# Records for the exercise start

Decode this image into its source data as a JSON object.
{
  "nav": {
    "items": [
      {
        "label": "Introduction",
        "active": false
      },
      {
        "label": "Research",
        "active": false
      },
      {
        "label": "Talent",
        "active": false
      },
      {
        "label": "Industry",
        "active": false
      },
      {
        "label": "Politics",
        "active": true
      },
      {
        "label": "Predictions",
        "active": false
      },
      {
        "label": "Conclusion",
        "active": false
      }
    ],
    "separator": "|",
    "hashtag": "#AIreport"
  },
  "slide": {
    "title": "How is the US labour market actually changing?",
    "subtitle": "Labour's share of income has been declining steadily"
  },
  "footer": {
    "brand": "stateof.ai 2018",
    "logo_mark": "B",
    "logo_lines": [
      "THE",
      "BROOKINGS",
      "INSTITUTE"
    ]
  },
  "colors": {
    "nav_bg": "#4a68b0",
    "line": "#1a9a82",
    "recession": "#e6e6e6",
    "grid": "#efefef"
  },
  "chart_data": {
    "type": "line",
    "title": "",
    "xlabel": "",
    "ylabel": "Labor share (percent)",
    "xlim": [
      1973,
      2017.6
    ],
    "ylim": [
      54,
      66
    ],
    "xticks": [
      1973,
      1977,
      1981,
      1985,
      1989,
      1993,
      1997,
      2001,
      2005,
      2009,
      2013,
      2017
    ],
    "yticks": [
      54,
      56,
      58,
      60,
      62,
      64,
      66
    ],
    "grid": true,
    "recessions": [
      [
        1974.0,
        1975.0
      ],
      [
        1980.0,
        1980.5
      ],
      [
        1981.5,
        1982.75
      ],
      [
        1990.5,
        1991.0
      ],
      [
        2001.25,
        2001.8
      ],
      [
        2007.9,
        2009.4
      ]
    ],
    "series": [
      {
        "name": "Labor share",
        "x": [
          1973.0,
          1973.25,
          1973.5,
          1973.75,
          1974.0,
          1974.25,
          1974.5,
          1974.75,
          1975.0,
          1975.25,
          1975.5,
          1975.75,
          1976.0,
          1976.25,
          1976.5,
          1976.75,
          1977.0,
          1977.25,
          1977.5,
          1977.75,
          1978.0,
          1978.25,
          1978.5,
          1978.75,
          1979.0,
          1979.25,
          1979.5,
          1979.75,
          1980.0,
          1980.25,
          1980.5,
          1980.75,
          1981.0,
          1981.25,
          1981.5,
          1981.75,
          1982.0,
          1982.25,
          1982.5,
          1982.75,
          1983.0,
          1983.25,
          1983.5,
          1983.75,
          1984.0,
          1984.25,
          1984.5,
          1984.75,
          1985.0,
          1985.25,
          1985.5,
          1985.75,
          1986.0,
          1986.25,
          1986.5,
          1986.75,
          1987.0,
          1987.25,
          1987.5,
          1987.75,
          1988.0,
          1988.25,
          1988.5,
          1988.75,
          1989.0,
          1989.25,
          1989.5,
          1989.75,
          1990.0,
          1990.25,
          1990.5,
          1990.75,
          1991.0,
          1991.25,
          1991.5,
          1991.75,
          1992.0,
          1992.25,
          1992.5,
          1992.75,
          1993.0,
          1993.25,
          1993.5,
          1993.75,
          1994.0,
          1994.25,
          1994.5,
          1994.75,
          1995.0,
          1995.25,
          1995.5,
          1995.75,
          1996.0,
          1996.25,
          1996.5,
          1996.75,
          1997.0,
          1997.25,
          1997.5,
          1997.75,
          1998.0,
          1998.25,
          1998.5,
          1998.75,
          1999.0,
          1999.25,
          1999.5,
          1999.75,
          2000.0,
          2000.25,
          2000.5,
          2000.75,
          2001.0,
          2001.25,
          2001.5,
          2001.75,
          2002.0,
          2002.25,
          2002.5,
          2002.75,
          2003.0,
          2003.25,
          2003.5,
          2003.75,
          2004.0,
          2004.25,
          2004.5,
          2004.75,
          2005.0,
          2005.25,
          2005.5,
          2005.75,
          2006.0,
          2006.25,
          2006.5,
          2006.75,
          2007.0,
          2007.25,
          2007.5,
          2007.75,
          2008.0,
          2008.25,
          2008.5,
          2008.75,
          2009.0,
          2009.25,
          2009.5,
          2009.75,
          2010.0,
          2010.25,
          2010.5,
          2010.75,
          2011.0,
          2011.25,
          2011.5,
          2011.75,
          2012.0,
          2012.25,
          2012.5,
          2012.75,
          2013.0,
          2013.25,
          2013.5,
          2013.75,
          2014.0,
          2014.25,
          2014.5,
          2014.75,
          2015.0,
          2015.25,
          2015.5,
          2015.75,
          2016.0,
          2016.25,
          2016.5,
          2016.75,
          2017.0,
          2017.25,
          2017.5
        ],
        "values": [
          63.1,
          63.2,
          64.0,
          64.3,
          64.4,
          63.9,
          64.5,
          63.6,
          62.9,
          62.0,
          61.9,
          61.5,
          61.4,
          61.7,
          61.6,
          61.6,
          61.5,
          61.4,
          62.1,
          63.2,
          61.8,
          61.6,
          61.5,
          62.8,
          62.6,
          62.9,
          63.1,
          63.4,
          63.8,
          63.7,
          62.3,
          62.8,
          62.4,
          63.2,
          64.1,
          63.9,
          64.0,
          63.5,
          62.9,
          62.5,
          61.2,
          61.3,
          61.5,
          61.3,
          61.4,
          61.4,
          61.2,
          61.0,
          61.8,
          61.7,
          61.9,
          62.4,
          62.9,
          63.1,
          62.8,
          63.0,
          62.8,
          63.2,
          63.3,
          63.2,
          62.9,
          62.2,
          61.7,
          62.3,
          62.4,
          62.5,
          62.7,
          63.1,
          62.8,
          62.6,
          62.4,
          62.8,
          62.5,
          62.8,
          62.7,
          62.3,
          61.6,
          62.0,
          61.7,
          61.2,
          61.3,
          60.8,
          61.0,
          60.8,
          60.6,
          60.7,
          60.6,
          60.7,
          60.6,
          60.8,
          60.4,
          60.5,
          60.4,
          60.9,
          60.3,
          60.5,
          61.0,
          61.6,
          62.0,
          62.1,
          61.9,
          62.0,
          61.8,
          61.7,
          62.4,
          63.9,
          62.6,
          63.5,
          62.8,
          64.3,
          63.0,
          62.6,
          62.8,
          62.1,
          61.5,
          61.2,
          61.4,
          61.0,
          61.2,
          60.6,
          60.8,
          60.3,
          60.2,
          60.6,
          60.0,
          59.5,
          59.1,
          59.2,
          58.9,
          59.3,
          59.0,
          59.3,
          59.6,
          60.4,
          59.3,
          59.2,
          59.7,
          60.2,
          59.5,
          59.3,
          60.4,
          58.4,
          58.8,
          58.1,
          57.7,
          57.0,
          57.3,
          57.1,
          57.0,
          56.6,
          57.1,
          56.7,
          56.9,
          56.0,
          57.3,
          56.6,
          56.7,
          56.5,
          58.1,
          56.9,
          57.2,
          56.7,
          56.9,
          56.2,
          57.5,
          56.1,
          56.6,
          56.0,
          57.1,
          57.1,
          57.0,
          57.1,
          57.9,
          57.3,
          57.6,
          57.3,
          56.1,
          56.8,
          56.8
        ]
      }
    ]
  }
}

# Records for the exercise end

Copy all the lines above that hold the string "Labor".

    "ylabel": "Labor share (percent)",
        "name": "Labor share",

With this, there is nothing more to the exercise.